Data excerpts
##########

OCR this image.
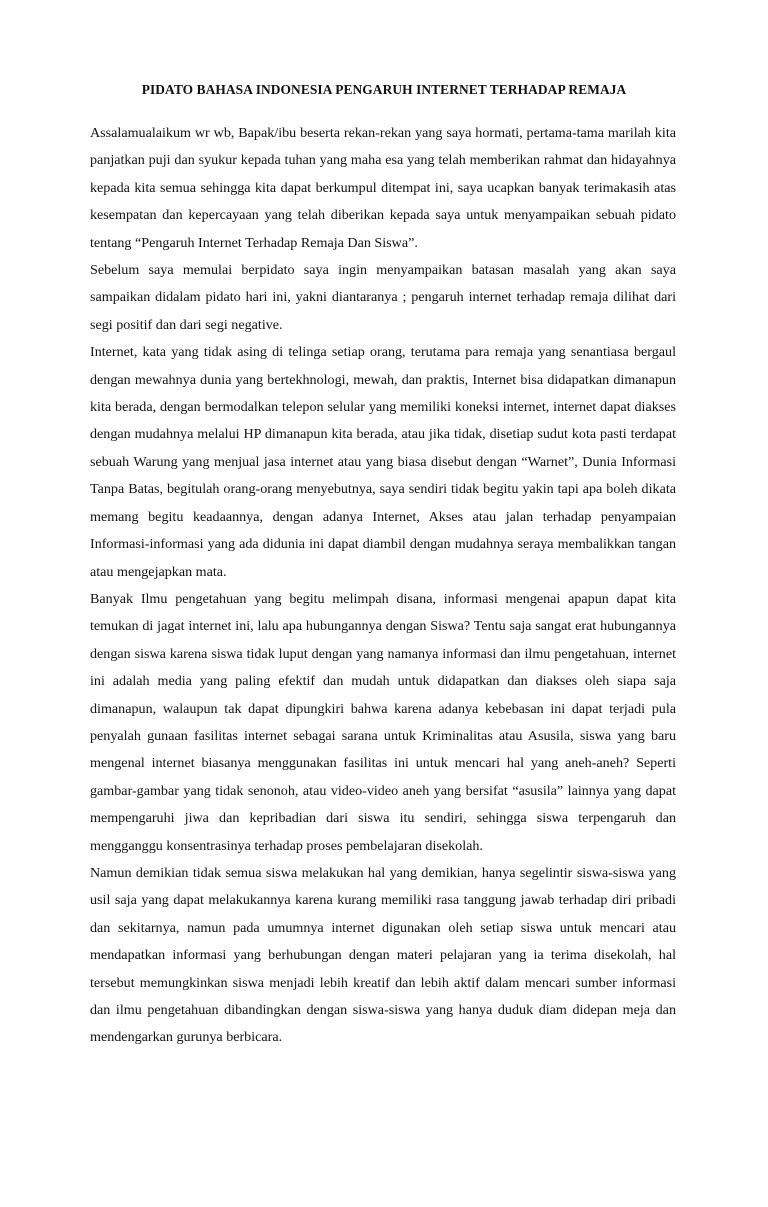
PIDATO BAHASA INDONESIA PENGARUH INTERNET TERHADAP REMAJA

Assalamualaikum wr wb, Bapak/ibu beserta rekan-rekan yang saya hormati, pertama-tama marilah kita panjatkan puji dan syukur kepada tuhan yang maha esa yang telah memberikan rahmat dan hidayahnya kepada kita semua sehingga kita dapat berkumpul ditempat ini, saya ucapkan banyak terimakasih atas kesempatan dan kepercayaan yang telah diberikan kepada saya untuk menyampaikan sebuah pidato tentang “Pengaruh Internet Terhadap Remaja Dan Siswa”.

Sebelum saya memulai berpidato saya ingin menyampaikan batasan masalah yang akan saya sampaikan didalam pidato hari ini, yakni diantaranya ; pengaruh internet terhadap remaja dilihat dari segi positif dan dari segi negative.

Internet, kata yang tidak asing di telinga setiap orang, terutama para remaja yang senantiasa bergaul dengan mewahnya dunia yang bertekhnologi, mewah, dan praktis, Internet bisa didapatkan dimanapun kita berada, dengan bermodalkan telepon selular yang memiliki koneksi internet, internet dapat diakses dengan mudahnya melalui HP dimanapun kita berada, atau jika tidak, disetiap sudut kota pasti terdapat sebuah Warung yang menjual jasa internet atau yang biasa disebut dengan “Warnet”, Dunia Informasi Tanpa Batas, begitulah orang-orang menyebutnya, saya sendiri tidak begitu yakin tapi apa boleh dikata memang begitu keadaannya, dengan adanya Internet, Akses atau jalan terhadap penyampaian Informasi-informasi yang ada didunia ini dapat diambil dengan mudahnya seraya membalikkan tangan atau mengejapkan mata.

Banyak Ilmu pengetahuan yang begitu melimpah disana, informasi mengenai apapun dapat kita temukan di jagat internet ini, lalu apa hubungannya dengan Siswa? Tentu saja sangat erat hubungannya dengan siswa karena siswa tidak luput dengan yang namanya informasi dan ilmu pengetahuan, internet ini adalah media yang paling efektif dan mudah untuk didapatkan dan diakses oleh siapa saja dimanapun, walaupun tak dapat dipungkiri bahwa karena adanya kebebasan ini dapat terjadi pula penyalah gunaan fasilitas internet sebagai sarana untuk Kriminalitas atau Asusila, siswa yang baru mengenal internet biasanya menggunakan fasilitas ini untuk mencari hal yang aneh-aneh? Seperti gambar-gambar yang tidak senonoh, atau video-video aneh yang bersifat “asusila” lainnya yang dapat mempengaruhi jiwa dan kepribadian dari siswa itu sendiri, sehingga siswa terpengaruh dan mengganggu konsentrasinya terhadap proses pembelajaran disekolah.

Namun demikian tidak semua siswa melakukan hal yang demikian, hanya segelintir siswa-siswa yang usil saja yang dapat melakukannya karena kurang memiliki rasa tanggung jawab terhadap diri pribadi dan sekitarnya, namun pada umumnya internet digunakan oleh setiap siswa untuk mencari atau mendapatkan informasi yang berhubungan dengan materi pelajaran yang ia terima disekolah, hal tersebut memungkinkan siswa menjadi lebih kreatif dan lebih aktif dalam mencari sumber informasi dan ilmu pengetahuan dibandingkan dengan siswa-siswa yang hanya duduk diam didepan meja dan mendengarkan gurunya berbicara.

##########

• [Written task] Within the data above, pick out all lines holding the word "menyampaikan".

• [Expected output]
Assalamualaikum wr wb, Bapak/ibu beserta rekan-rekan yang saya hormati, pertama-tama marilah kita panjatkan puji dan syukur kepada tuhan yang maha esa yang telah memberikan rahmat dan hidayahnya kepada kita semua sehingga kita dapat berkumpul ditempat ini, saya ucapkan banyak terimakasih atas kesempatan dan kepercayaan yang telah diberikan kepada saya untuk menyampaikan sebuah pidato tentang “Pengaruh Internet Terhadap Remaja Dan Siswa”.
Sebelum saya memulai berpidato saya ingin menyampaikan batasan masalah yang akan saya sampaikan didalam pidato hari ini, yakni diantaranya ; pengaruh internet terhadap remaja dilihat dari segi positif dan dari segi negative.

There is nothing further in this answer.